Figure record listings
#####
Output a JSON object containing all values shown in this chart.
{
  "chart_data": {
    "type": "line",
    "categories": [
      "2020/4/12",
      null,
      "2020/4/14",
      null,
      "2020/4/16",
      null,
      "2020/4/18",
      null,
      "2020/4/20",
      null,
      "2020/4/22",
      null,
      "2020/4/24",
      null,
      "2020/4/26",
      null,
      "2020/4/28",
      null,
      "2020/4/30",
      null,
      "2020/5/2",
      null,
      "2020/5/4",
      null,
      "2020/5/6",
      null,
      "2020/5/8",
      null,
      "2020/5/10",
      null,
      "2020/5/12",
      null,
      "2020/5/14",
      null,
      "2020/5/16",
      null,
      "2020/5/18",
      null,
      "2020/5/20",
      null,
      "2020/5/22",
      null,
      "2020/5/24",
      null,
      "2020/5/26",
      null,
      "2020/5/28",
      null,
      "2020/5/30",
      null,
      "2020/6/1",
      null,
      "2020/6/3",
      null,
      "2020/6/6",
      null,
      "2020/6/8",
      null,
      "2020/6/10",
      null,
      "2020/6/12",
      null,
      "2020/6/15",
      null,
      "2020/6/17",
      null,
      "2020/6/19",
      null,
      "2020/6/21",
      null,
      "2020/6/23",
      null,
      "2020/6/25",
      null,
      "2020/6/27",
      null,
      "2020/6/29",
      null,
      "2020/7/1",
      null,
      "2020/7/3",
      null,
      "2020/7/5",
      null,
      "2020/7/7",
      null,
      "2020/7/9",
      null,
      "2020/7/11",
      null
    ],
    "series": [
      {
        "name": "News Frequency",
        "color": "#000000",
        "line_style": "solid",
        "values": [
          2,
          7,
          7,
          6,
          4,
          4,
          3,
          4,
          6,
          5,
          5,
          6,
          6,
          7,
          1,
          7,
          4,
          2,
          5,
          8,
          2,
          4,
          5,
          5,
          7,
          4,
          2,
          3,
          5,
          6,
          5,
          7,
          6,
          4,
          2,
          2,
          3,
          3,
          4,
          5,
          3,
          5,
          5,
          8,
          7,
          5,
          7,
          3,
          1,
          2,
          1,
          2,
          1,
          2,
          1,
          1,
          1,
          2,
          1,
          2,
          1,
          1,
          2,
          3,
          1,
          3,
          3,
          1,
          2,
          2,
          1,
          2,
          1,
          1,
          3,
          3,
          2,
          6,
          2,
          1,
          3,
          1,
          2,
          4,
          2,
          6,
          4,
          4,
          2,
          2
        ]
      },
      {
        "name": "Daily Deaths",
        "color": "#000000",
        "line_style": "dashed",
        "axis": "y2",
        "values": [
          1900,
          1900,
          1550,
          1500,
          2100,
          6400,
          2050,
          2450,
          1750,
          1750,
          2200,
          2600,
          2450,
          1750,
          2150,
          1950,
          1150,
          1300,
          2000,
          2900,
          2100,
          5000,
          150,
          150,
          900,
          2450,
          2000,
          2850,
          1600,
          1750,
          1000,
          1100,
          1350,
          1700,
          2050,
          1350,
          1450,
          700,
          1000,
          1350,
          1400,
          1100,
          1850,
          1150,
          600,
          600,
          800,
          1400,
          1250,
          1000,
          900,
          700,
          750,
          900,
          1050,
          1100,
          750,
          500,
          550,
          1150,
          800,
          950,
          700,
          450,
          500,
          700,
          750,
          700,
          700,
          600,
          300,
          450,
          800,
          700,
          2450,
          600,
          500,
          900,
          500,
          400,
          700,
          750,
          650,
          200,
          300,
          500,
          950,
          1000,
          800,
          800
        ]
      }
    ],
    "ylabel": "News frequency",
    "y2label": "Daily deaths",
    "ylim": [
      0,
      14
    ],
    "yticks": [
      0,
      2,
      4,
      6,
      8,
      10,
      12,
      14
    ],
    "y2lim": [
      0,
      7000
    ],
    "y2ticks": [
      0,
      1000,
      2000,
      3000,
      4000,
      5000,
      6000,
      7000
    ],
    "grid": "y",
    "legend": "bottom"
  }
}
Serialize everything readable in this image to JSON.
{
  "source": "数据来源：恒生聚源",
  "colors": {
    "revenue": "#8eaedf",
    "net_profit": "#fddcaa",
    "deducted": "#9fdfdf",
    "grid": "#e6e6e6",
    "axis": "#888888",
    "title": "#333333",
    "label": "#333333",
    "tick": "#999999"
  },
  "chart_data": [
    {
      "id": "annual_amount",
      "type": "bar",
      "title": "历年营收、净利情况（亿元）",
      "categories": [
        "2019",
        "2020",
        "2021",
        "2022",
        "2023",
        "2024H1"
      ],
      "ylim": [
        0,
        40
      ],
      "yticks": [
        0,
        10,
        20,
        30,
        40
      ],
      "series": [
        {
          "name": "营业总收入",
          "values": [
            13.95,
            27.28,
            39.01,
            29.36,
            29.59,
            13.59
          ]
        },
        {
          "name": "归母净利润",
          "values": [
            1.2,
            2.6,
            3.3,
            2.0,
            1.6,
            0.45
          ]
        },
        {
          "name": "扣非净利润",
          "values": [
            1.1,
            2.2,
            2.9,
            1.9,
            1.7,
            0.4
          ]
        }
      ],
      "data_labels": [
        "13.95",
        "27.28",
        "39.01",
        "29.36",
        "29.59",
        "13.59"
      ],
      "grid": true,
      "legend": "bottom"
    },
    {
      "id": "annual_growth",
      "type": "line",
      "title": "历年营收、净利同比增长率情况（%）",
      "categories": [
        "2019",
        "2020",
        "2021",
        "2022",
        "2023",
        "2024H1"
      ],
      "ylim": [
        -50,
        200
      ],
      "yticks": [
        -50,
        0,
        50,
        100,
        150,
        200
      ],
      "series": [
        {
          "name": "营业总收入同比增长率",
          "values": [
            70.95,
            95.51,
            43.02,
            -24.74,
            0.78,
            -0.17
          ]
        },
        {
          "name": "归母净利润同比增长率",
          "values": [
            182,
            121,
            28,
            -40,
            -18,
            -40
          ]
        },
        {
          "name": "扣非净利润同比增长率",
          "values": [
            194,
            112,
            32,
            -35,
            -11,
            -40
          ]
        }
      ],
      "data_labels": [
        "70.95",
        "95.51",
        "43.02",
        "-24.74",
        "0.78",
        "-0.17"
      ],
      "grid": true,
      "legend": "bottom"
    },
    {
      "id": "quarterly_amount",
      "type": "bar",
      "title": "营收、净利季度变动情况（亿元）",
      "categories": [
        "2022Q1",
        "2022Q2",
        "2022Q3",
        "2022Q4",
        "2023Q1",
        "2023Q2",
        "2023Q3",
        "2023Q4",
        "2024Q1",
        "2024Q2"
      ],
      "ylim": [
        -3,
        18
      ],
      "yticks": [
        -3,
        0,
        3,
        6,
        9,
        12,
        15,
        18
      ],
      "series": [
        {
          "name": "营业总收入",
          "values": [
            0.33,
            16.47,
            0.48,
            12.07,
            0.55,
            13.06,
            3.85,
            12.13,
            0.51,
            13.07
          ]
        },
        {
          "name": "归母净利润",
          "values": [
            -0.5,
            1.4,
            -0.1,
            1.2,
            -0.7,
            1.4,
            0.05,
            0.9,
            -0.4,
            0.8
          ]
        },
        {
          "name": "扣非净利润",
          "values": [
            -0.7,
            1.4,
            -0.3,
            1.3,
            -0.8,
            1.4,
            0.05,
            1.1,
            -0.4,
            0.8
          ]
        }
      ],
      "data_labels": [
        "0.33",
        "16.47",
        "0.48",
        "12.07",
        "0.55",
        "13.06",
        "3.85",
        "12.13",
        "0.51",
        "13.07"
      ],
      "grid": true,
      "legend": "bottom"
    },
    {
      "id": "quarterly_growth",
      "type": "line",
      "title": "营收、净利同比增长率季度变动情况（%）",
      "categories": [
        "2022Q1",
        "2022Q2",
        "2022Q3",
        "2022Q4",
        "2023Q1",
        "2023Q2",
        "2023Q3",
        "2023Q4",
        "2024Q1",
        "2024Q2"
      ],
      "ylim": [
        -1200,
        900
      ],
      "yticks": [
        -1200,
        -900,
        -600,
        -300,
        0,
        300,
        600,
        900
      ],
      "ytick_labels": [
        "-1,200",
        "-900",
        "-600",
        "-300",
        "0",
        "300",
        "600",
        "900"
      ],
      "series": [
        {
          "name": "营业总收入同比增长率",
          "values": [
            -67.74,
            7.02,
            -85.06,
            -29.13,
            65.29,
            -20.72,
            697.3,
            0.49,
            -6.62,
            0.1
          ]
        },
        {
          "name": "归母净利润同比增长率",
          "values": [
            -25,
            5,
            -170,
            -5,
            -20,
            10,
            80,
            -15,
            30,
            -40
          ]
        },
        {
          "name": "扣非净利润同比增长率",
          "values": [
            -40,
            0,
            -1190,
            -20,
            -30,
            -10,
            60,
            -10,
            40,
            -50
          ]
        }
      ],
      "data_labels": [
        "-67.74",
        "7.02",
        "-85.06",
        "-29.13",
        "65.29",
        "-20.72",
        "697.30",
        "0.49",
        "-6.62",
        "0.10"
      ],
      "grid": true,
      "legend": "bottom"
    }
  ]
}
#####
• _YOUR TASK_:
Identify all lines where the word "News" shows up. Copy them.

• _REPLY_:
        "name": "News Frequency",
    "ylabel": "News frequency",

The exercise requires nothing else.